## Extracted entries:
--------

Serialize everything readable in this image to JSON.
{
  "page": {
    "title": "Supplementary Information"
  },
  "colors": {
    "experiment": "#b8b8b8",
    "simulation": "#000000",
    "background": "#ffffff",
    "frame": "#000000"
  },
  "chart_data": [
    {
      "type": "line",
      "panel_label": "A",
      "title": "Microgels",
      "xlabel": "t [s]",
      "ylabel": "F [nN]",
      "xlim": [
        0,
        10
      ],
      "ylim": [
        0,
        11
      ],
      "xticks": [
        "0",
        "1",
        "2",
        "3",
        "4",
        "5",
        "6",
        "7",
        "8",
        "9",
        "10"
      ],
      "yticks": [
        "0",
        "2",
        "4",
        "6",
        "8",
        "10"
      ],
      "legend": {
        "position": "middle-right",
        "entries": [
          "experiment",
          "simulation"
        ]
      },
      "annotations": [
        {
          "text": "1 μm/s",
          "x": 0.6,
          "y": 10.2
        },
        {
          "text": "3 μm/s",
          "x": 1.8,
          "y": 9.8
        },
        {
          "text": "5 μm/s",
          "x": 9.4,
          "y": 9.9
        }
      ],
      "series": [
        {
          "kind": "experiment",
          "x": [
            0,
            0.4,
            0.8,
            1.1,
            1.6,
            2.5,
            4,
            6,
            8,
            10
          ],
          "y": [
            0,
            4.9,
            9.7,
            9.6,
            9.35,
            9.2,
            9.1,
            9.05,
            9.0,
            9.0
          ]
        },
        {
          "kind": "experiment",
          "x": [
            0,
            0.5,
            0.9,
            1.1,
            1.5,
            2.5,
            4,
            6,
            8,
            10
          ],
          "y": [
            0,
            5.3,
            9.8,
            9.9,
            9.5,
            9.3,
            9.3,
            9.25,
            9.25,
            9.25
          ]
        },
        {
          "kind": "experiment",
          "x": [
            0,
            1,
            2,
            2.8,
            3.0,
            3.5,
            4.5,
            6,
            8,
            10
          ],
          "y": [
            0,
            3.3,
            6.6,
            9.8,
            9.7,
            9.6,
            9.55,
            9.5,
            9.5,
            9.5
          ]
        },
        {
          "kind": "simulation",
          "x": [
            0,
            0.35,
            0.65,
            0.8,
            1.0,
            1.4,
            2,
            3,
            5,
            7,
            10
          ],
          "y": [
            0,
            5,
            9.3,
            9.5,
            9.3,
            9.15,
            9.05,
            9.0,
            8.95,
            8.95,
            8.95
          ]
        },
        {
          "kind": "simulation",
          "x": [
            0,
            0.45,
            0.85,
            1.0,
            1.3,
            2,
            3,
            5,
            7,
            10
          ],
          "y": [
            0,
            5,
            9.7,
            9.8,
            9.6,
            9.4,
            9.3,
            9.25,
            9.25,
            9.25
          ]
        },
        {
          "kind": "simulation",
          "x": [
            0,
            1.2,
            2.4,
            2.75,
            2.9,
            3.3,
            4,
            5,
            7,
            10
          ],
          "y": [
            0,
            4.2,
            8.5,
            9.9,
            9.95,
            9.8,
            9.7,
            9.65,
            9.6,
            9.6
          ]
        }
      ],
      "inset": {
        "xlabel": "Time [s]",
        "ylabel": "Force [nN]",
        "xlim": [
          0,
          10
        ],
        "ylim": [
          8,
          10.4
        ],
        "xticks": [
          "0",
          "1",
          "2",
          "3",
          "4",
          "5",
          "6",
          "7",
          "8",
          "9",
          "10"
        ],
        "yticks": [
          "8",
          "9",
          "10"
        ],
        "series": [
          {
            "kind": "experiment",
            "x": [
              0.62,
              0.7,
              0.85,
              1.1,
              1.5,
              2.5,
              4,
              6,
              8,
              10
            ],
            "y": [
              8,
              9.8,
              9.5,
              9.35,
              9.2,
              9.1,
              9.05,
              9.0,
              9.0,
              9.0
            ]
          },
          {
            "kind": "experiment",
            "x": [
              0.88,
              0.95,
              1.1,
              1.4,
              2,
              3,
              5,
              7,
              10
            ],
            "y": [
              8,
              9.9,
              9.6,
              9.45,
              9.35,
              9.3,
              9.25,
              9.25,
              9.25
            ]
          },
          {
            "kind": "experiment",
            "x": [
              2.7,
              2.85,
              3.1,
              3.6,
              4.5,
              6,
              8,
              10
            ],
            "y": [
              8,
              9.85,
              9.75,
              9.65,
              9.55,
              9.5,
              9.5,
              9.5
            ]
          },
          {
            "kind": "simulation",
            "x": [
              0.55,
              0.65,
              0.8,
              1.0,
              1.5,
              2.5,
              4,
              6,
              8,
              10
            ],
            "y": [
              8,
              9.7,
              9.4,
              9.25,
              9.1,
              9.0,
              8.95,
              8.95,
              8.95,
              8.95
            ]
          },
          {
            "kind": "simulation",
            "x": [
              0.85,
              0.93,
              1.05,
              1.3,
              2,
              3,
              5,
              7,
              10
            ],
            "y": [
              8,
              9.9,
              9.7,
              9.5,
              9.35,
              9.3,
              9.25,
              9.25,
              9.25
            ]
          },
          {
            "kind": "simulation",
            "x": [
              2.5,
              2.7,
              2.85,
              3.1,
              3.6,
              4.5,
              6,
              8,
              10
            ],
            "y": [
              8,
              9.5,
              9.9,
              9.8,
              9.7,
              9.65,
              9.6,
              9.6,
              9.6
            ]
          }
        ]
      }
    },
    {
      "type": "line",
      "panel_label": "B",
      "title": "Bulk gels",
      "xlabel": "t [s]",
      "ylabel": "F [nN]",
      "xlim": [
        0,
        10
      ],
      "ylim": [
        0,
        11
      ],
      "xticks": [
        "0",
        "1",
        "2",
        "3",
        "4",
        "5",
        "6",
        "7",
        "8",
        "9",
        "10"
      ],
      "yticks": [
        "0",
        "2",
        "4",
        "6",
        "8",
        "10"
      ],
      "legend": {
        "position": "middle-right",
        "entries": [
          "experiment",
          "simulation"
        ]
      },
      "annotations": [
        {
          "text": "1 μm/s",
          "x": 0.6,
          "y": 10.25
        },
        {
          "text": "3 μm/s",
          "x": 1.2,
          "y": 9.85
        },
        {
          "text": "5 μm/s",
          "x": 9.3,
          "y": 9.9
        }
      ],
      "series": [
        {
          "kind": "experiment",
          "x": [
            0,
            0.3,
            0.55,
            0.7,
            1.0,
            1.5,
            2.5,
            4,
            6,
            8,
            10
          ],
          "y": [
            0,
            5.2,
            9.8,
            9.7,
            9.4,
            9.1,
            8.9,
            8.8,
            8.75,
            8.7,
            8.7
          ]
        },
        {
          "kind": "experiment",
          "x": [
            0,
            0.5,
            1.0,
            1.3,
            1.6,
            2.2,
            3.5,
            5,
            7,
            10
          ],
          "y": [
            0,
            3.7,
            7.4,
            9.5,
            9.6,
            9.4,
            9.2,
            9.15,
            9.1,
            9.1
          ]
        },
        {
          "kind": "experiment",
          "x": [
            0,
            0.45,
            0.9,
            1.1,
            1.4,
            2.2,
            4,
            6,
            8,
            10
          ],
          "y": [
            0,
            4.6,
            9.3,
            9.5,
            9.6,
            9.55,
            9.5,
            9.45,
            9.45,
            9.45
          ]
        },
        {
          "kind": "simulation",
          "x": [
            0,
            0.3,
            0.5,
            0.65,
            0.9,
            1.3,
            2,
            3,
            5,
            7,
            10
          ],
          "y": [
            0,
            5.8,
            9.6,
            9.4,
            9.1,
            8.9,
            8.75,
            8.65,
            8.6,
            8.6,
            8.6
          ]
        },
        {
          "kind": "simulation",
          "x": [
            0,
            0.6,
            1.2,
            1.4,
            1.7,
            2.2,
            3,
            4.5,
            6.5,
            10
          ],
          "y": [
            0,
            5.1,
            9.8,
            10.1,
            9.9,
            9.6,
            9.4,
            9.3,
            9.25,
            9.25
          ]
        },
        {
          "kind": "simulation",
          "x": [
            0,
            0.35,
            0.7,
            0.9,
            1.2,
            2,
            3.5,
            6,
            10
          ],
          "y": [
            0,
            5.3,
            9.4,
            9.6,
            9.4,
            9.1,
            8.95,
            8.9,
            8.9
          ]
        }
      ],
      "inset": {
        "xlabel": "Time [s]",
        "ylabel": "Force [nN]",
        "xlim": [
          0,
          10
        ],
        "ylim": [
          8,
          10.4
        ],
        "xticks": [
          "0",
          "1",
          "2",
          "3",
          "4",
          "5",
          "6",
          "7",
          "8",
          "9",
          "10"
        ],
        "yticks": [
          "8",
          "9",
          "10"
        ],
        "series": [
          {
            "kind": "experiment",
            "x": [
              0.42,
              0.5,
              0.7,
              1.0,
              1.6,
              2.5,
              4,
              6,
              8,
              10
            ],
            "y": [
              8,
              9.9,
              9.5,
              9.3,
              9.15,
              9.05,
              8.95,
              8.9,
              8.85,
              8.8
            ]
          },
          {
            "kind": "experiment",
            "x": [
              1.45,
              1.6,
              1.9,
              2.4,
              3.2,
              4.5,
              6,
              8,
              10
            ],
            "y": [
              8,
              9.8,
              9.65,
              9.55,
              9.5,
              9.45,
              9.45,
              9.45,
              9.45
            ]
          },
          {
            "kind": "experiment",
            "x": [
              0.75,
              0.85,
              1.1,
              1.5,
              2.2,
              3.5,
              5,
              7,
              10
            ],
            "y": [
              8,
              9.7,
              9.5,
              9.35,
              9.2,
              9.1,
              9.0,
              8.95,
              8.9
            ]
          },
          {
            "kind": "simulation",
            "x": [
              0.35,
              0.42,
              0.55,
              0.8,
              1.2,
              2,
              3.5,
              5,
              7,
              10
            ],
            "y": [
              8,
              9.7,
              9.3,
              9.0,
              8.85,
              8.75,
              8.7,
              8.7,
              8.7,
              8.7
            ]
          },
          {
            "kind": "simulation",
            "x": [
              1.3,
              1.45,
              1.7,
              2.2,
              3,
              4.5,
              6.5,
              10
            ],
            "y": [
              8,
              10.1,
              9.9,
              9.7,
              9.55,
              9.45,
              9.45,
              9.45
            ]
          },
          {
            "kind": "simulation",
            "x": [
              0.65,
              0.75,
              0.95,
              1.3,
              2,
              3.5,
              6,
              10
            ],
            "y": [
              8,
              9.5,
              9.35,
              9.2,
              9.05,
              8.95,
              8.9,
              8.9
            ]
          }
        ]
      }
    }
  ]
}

--------

## Task goal:
Say, as a number only, how many lines of the data contain "title".

## Expected answer:
3